## Given request
From the listing below, copy every line with the word "title".

## Task input
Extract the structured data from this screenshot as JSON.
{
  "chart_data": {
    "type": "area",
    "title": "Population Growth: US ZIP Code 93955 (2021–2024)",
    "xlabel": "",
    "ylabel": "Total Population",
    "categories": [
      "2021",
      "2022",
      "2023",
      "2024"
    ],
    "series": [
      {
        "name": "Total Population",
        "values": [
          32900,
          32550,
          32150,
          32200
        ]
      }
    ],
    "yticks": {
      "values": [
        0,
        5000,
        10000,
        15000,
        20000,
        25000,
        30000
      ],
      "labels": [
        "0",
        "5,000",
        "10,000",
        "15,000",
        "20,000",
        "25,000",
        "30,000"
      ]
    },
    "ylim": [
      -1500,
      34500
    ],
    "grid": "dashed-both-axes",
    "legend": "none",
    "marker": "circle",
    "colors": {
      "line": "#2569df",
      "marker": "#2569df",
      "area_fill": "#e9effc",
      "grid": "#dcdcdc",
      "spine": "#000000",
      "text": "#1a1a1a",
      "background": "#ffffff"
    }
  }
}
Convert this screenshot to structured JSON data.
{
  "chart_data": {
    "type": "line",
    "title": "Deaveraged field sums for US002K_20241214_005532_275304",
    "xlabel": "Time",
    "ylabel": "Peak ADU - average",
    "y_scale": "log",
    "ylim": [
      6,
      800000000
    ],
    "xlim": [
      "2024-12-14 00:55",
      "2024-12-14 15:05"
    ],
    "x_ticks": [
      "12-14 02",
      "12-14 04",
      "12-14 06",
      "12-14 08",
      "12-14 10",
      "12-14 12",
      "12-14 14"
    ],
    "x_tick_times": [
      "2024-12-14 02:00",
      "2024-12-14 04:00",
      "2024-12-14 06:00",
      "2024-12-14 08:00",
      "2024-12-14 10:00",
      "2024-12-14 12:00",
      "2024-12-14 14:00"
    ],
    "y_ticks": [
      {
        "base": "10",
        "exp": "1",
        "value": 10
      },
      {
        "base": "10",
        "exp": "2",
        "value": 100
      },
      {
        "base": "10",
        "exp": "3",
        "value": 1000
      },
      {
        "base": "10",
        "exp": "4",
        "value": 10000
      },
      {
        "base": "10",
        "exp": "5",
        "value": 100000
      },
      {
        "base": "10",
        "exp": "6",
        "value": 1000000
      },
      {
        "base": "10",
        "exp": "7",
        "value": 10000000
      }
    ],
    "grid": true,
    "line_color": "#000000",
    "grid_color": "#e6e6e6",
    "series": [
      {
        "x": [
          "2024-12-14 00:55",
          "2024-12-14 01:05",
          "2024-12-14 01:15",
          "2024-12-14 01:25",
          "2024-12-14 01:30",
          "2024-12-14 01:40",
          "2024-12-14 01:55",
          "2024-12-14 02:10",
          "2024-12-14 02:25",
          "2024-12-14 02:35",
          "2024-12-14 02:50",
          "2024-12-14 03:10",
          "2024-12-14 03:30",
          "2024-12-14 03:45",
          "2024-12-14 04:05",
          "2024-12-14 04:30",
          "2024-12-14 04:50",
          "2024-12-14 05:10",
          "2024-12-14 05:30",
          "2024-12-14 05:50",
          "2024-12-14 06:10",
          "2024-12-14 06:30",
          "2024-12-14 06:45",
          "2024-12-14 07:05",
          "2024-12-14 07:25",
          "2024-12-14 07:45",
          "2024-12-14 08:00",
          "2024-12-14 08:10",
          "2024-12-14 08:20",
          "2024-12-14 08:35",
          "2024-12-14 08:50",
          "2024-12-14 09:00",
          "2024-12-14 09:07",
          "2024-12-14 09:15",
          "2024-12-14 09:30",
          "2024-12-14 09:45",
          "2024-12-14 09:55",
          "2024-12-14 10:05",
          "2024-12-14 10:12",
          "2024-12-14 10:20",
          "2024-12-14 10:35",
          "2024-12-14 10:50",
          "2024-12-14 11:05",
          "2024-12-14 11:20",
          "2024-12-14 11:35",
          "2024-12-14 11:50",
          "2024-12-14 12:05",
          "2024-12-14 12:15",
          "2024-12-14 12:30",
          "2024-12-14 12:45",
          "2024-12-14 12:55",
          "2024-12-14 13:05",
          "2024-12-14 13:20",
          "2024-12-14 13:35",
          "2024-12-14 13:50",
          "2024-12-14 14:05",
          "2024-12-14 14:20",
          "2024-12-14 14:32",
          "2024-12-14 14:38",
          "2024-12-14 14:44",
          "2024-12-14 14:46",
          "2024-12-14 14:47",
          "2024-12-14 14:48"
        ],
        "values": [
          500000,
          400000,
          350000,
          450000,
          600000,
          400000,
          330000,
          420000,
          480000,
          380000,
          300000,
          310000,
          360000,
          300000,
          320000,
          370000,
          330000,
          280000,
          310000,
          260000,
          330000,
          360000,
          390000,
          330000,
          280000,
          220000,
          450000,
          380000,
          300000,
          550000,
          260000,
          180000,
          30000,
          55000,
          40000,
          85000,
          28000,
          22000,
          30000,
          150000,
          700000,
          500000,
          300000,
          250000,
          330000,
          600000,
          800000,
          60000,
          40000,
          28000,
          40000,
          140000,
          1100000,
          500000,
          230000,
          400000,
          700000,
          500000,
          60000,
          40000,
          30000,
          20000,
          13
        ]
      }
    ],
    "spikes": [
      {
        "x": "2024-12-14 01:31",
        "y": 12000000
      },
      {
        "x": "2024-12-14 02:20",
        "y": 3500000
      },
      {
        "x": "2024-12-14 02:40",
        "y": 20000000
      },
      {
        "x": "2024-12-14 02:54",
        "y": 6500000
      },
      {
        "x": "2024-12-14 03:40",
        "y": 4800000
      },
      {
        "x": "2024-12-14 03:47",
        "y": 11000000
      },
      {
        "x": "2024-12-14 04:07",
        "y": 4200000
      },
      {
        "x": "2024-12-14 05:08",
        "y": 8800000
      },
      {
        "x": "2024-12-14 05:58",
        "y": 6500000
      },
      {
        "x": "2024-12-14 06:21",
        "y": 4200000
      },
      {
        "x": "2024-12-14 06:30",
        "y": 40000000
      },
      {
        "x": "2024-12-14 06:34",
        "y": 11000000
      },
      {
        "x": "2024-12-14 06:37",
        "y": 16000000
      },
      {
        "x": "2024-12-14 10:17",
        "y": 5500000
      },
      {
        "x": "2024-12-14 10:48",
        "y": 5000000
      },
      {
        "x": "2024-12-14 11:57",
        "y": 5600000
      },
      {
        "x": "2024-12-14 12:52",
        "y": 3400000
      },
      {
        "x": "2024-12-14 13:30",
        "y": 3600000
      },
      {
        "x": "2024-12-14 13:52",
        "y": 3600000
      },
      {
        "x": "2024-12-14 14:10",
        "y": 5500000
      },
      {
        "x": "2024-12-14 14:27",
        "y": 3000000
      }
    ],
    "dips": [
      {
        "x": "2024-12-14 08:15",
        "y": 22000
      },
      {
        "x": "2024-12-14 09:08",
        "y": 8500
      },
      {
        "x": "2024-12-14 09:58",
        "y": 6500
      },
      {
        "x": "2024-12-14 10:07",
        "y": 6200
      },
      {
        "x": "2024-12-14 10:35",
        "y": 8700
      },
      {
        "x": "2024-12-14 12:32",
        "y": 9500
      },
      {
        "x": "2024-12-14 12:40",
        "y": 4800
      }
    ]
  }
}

## Task result
    "title": "Population Growth: US ZIP Code 93955 (2021–2024)",
    "title": "Deaveraged field sums for US002K_20241214_005532_275304",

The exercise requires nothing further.